Written instruction: Using the records that follow, copy every line containing the word "text".

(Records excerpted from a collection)
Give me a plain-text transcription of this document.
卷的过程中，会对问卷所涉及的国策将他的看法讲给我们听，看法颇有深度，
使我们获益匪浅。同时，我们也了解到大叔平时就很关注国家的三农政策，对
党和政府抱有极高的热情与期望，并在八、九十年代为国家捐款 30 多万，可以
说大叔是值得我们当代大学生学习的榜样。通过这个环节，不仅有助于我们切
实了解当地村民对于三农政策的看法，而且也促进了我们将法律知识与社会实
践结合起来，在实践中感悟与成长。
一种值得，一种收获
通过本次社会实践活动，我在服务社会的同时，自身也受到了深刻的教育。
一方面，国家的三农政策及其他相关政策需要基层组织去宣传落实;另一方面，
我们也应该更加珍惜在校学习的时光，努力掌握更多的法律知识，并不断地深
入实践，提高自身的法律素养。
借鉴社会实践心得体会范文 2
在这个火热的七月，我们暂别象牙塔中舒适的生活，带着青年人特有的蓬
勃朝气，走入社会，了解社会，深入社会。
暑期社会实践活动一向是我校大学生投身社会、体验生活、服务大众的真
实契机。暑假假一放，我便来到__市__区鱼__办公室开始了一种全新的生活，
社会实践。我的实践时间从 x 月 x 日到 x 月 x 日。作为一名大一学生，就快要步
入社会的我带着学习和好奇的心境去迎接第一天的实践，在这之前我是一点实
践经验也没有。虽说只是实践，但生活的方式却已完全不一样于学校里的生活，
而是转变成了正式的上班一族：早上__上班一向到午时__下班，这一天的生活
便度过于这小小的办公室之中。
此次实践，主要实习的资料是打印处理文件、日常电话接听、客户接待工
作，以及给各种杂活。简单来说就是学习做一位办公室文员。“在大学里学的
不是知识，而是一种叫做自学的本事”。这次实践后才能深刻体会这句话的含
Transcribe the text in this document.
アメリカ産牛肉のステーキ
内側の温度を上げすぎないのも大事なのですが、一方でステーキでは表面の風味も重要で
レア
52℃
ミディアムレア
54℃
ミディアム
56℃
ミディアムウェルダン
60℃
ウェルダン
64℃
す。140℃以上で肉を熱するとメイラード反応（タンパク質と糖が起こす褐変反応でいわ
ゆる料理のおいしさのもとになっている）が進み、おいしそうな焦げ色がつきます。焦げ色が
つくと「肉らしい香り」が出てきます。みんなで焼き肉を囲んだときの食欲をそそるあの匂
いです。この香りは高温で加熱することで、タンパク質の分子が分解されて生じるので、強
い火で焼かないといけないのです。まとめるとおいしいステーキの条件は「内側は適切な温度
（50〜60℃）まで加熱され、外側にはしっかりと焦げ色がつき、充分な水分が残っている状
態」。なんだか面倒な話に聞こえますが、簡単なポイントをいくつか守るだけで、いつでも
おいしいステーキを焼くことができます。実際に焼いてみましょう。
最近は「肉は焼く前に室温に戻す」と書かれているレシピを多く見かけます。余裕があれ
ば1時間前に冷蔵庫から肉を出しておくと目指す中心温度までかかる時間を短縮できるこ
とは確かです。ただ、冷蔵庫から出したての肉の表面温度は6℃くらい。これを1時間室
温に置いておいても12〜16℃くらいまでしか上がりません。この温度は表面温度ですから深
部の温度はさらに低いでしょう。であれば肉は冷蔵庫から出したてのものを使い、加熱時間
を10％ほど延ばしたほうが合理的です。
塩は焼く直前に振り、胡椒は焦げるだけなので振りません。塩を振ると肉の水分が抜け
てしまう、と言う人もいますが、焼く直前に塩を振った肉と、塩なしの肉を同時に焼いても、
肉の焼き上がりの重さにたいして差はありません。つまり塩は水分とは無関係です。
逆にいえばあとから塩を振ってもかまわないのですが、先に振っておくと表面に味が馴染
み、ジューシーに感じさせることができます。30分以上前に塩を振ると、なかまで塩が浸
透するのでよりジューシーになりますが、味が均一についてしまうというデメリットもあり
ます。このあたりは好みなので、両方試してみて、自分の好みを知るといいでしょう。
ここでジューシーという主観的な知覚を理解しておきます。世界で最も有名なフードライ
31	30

Output:
Give me a plain-text transcription of this document.
Transcribe the text in this document.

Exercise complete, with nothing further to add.